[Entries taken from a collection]
--- begin ---

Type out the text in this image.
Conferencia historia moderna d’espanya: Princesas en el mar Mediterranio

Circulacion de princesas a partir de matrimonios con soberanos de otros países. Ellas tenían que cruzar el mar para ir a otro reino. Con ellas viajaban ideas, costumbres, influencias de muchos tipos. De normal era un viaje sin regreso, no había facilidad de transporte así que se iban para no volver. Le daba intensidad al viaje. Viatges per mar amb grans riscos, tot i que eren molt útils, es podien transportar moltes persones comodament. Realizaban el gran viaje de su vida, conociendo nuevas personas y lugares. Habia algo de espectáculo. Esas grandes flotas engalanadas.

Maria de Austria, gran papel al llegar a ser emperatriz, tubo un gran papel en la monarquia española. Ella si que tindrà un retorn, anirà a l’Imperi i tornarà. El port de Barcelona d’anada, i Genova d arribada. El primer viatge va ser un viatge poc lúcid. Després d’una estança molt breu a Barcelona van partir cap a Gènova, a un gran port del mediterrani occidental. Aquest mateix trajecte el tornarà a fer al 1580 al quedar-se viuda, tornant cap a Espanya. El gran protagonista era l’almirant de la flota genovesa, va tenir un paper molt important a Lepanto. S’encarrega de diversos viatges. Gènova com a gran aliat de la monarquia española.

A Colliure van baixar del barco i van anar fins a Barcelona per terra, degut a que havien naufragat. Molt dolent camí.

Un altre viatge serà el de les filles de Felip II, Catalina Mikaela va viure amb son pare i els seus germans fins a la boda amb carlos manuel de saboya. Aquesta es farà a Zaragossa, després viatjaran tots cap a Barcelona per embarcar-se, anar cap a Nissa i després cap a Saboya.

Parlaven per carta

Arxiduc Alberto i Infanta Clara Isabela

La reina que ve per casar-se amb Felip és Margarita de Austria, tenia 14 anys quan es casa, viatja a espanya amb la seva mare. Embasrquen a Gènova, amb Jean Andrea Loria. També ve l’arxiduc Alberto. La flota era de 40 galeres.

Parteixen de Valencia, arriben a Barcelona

--- end ---

◆ What you need to do:
Exactly how many lines of the listing above contain the string "gran"? Give no more than the number.

◆ In response:
2